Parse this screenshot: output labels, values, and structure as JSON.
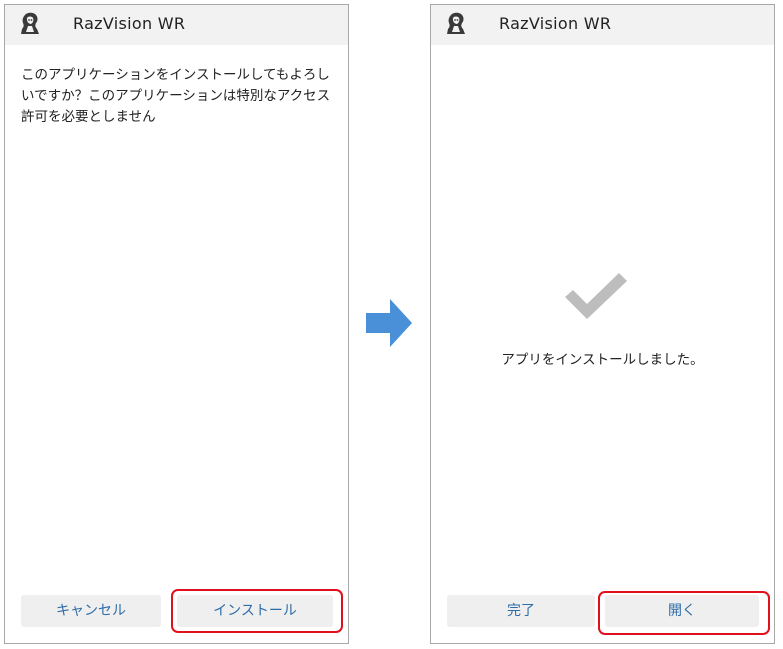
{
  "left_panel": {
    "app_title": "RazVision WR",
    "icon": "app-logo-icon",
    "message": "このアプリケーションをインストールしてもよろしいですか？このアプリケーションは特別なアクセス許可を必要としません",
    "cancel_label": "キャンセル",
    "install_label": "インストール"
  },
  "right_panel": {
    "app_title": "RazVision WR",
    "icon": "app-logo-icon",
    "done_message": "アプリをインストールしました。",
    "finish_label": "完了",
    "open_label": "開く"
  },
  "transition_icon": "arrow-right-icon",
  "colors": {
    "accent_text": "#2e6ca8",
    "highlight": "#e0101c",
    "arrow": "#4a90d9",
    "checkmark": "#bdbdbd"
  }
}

※

▶ [GIVEN REQUEST] Go through the data above and transcribe it in full, omitting any image.

▶ [TASK OUTPUT]
Parse this screenshot: output labels, values, and structure as JSON.
{
  "left_panel": {
    "app_title": "RazVision WR",
    "icon": "app-logo-icon",
    "message": "このアプリケーションをインストールしてもよろしいですか？このアプリケーションは特別なアクセス許可を必要としません",
    "cancel_label": "キャンセル",
    "install_label": "インストール"
  },
  "right_panel": {
    "app_title": "RazVision WR",
    "icon": "app-logo-icon",
    "done_message": "アプリをインストールしました。",
    "finish_label": "完了",
    "open_label": "開く"
  },
  "transition_icon": "arrow-right-icon",
  "colors": {
    "accent_text": "#2e6ca8",
    "highlight": "#e0101c",
    "arrow": "#4a90d9",
    "checkmark": "#bdbdbd"
  }
}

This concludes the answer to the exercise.